● **SELECTED EXCERPT**:
=-=-=-=-=

Media buyers expect Tonight to attract a younger audience with Jimmy Fallon, making it more attractive to advertisers. “Jimmy Fallon’s going to have some more appeal for most of our clients,” says Chris Geraci, president for broadcast at OMD. Last time NBC tried to replace Jay Leno, it was a flop. “They’ve done a much better job this time around,” Geraci says.

Late night has become more fragmented with more cable nets jumping into the fray. In the first nine months of 2013, ad revenue for the top shows fell 5% to $477.4 million, Kantar Media reported. While veterans such as Jay Leno and David Letterman were down, whippersnappers such as Fallon and Comedy Central’s Jon Stewart and Stephen Colbert were up.

“Ad spending reductions in late-night network talk shows reflect lower unit pricing, as opposed to fewer spots being sold,” says Jon Swallen, Kantar chief research officer. “The price declines are consistent with ratings trends in key demos and an audience profile that continues to get older. In late night, it’s younger demos that command premium pricing.”

Linda Yaccarino, president for ad sales at NBCUniversal, expects Fallon to attract more younger viewers to The Tonight Show right away. “We’re very excited about what Jimmy brings in terms of a multiplatform fan base and a social footprint,” she adds.

Will that translate into higher ad rates? “Talk to me in three months about the show’s performance with him in it and what [NBC is] looking for in the upfront,” Geraci says.

=-=-=-=-=

● **DIRECTIONS**:
(A) Swap "advertisers" for "sponsors" in the passage on late-night TV advertising, then write out everything from "Media buyers expect" down to "Colbert were up.".
(B) In the passage on late-night TV advertising, what did ad revenue for the top late-night shows fall to in the first nine months of 2013?
(C) Summarize the passage on late-night TV advertising in two sentences.
Rely only on the passage on late-night TV advertising.

● **DATASET SECTION**:
=-=-=-=-=

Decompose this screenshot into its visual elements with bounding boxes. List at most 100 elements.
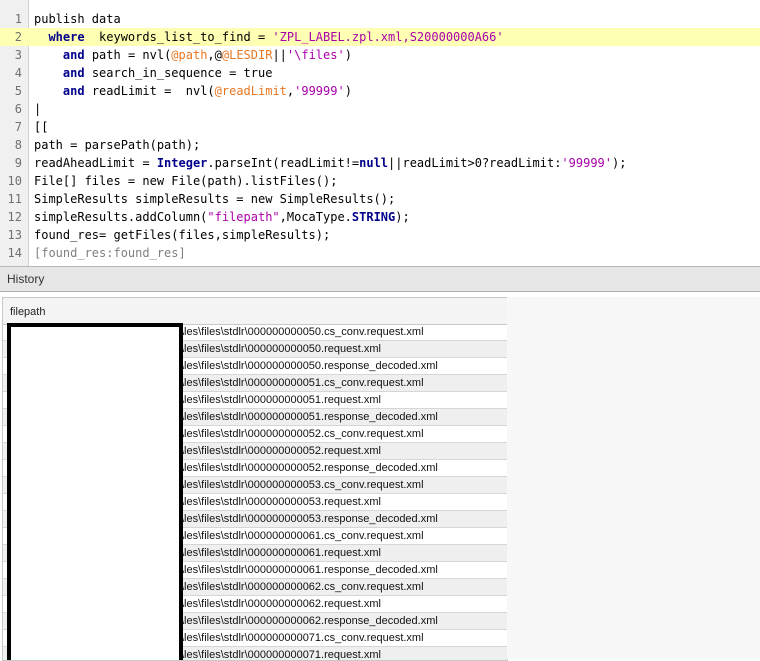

=-=-=-=-=

● **ANSWERS**:
(A)
Media buyers expect Tonight to attract a younger audience with Jimmy Fallon, making it more attractive to sponsors. “Jimmy Fallon’s going to have some more appeal for most of our clients,” says Chris Geraci, president for broadcast at OMD. Last time NBC tried to replace Jay Leno, it was a flop. “They’ve done a much better job this time around,” Geraci says.

Late night has become more fragmented with more cable nets jumping into the fray. In the first nine months of 2013, ad revenue for the top shows fell 5% to $477.4 million, Kantar Media reported. While veterans such as Jay Leno and David Letterman were down, whippersnappers such as Fallon and Comedy Central’s Jon Stewart and Stephen Colbert were up.

(B) It fell 5% to $477.4 million.

(C) Media buyers and NBCUniversal expect Jimmy Fallon to bring a younger audience to The Tonight Show, making it more attractive to advertisers. Late night has grown more fragmented, and ad revenue for the top shows fell 5% in the first nine months of 2013, reflecting lower unit pricing, while younger demographics command premium prices.